> _EXERCISE REQUIREMENTS_
Give every entry again, word for word.
┌──
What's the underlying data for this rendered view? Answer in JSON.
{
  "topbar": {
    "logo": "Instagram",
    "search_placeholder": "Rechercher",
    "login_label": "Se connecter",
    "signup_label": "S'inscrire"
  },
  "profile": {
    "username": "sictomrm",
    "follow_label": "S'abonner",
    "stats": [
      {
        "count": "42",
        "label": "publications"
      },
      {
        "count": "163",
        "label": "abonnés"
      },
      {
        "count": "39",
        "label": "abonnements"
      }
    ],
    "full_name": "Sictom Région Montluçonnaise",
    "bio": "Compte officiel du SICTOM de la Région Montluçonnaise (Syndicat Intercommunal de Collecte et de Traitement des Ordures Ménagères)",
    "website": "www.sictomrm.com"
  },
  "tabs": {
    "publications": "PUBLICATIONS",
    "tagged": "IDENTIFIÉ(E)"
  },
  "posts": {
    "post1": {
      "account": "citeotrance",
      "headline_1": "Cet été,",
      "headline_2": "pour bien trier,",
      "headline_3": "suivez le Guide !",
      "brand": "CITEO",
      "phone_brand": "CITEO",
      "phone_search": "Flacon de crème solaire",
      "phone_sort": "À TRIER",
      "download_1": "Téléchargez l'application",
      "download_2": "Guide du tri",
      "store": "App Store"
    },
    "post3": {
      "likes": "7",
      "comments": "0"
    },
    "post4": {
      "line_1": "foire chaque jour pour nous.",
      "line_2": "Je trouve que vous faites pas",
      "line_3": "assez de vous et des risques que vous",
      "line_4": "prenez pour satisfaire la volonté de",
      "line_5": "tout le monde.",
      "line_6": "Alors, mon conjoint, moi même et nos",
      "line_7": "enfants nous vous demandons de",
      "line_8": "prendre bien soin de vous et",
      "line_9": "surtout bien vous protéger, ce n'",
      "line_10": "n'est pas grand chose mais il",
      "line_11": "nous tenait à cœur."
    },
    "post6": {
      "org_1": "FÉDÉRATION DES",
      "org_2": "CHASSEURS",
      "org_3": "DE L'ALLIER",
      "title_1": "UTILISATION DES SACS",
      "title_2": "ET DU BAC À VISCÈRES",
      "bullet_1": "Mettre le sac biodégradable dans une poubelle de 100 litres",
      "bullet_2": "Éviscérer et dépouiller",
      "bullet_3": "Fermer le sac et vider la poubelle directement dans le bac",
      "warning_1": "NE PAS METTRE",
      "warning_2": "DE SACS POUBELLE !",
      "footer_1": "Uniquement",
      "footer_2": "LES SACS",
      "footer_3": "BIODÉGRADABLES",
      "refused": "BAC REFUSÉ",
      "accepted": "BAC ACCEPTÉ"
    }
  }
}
└──
> _FULL SOLUTION_
What's the underlying data for this rendered view? Answer in JSON.
{
  "topbar": {
    "logo": "Instagram",
    "search_placeholder": "Rechercher",
    "login_label": "Se connecter",
    "signup_label": "S'inscrire"
  },
  "profile": {
    "username": "sictomrm",
    "follow_label": "S'abonner",
    "stats": [
      {
        "count": "42",
        "label": "publications"
      },
      {
        "count": "163",
        "label": "abonnés"
      },
      {
        "count": "39",
        "label": "abonnements"
      }
    ],
    "full_name": "Sictom Région Montluçonnaise",
    "bio": "Compte officiel du SICTOM de la Région Montluçonnaise (Syndicat Intercommunal de Collecte et de Traitement des Ordures Ménagères)",
    "website": "www.sictomrm.com"
  },
  "tabs": {
    "publications": "PUBLICATIONS",
    "tagged": "IDENTIFIÉ(E)"
  },
  "posts": {
    "post1": {
      "account": "citeotrance",
      "headline_1": "Cet été,",
      "headline_2": "pour bien trier,",
      "headline_3": "suivez le Guide !",
      "brand": "CITEO",
      "phone_brand": "CITEO",
      "phone_search": "Flacon de crème solaire",
      "phone_sort": "À TRIER",
      "download_1": "Téléchargez l'application",
      "download_2": "Guide du tri",
      "store": "App Store"
    },
    "post3": {
      "likes": "7",
      "comments": "0"
    },
    "post4": {
      "line_1": "foire chaque jour pour nous.",
      "line_2": "Je trouve que vous faites pas",
      "line_3": "assez de vous et des risques que vous",
      "line_4": "prenez pour satisfaire la volonté de",
      "line_5": "tout le monde.",
      "line_6": "Alors, mon conjoint, moi même et nos",
      "line_7": "enfants nous vous demandons de",
      "line_8": "prendre bien soin de vous et",
      "line_9": "surtout bien vous protéger, ce n'",
      "line_10": "n'est pas grand chose mais il",
      "line_11": "nous tenait à cœur."
    },
    "post6": {
      "org_1": "FÉDÉRATION DES",
      "org_2": "CHASSEURS",
      "org_3": "DE L'ALLIER",
      "title_1": "UTILISATION DES SACS",
      "title_2": "ET DU BAC À VISCÈRES",
      "bullet_1": "Mettre le sac biodégradable dans une poubelle de 100 litres",
      "bullet_2": "Éviscérer et dépouiller",
      "bullet_3": "Fermer le sac et vider la poubelle directement dans le bac",
      "warning_1": "NE PAS METTRE",
      "warning_2": "DE SACS POUBELLE !",
      "footer_1": "Uniquement",
      "footer_2": "LES SACS",
      "footer_3": "BIODÉGRADABLES",
      "refused": "BAC REFUSÉ",
      "accepted": "BAC ACCEPTÉ"
    }
  }
}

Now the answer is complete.